• [TEXTE SOURCE]
»»

Il en est de même de la loi du 11 juillet 1978 de programme sur les musées, dont l’article 3 prévoit, au bénéfice du Parlement, des pouvoirs de contrôle spécifiques relatifs au musée d’Orsay.

Le deuxième motif de retrait d’une loi de la liste concerne des lois dont l’abrogation nuirait à l’intelligibilité du droit en vigueur.

Certaines lois comportent en effet des articles qui ont introduit ou modifié des dispositions toujours en vigueur au sein d’un code ou d’une autre loi. Quel effet juridique pourrait avoir l’abrogation d’une disposition introductrice ou modificatrice ? Comment cette abrogation pourrait-elle être interprétée par le public ? Il nous a semblé inutile de créer de la confusion là où cette proposition de loi cherche au contraire à introduire de la lisibilité.

Aussi, la commission des lois a décidé de ne pas abroger les lois ayant introduit ou modifié des dispositions toujours en vigueur afin de garantir l’intelligibilité du droit positif.

Le troisième motif a trait au fait que l’abrogation ne doit pas introduire de risque par ricochet.

Des renvois au sein d’autres textes ont pu être établis par le législateur et il est parfois difficile de mesurer la conséquence de l’abrogation d’une disposition à laquelle un autre article fait référence.

Aussi, afin d’évaluer les problèmes de coordination que pourraient induire les abrogations proposées, nos travaux ont porté sur la recherche de ces renvois. Lorsque les renvois détectés se sont révélés caducs ou sans risque, nous avons accepté sans difficulté l’abrogation proposée. À l’inverse, lorsque le problème de coordination soulevé s’est montré complexe ou incertain, il est apparu prudent de maintenir en vigueur la loi en cause.

Enfin, des motifs plus ponctuels ont conduit la commission des lois à ne pas accepter l’abrogation de certaines lois.

Ainsi, certains textes ayant une valeur symbolique ont été conservés. C’est notamment le cas de la loi du 20 mars 1948 permettant aux femmes l’accession à diverses professions d’auxiliaires de justice ou encore de la loi du 3 juillet 1971, qui a permis la libre installation des médecins.

Pour d’autres lois contenant des dispositions qui sont aujourd’hui de niveau organique, il conviendra d’envisager un autre support législatif. C’est le cas pour la loi du 11 avril 1946 ayant pour objet de permettre aux femmes d’accéder à la magistrature.

Enfin, le Conseil d’État a souligné que le législateur national n’était plus compétent pour modifier certaines dispositions applicables outre-mer et qu’il devait en conséquence renoncer à abroger les lois dans lesquelles elles sont inscrites.

««

• [CONSIGNE]
Recopiez mot pour mot le passage du texte sur l'abrogation des lois qui commence par « Certaines lois comportent » et se poursuit jusqu'à « du droit positif. ».

• [JEU DE DONNÉES]
»»

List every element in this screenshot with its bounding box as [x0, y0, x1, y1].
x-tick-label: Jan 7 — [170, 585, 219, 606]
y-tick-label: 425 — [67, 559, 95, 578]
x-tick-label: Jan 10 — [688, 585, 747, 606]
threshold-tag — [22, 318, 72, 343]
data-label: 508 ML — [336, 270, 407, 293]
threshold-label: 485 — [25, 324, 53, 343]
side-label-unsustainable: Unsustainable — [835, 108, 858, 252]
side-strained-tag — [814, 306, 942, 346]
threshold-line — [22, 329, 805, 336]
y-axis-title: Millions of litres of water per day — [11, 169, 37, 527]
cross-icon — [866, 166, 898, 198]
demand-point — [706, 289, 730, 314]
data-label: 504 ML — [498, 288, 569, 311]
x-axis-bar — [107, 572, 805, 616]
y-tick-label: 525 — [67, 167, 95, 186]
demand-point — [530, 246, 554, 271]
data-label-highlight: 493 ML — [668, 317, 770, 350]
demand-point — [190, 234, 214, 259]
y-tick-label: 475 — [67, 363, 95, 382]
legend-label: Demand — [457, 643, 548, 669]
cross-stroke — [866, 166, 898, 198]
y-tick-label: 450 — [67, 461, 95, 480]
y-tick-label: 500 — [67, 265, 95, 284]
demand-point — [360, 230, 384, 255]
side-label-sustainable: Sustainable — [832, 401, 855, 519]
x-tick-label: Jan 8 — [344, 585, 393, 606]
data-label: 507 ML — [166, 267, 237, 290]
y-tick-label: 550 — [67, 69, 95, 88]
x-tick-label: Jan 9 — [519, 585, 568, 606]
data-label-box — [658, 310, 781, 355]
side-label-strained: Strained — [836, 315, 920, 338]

««

• [RÉPONSE]
Certaines lois comportent en effet des articles qui ont introduit ou modifié des dispositions toujours en vigueur au sein d’un code ou d’une autre loi. Quel effet juridique pourrait avoir l’abrogation d’une disposition introductrice ou modificatrice ? Comment cette abrogation pourrait-elle être interprétée par le public ? Il nous a semblé inutile de créer de la confusion là où cette proposition de loi cherche au contraire à introduire de la lisibilité.

Aussi, la commission des lois a décidé de ne pas abroger les lois ayant introduit ou modifié des dispositions toujours en vigueur afin de garantir l’intelligibilité du droit positif.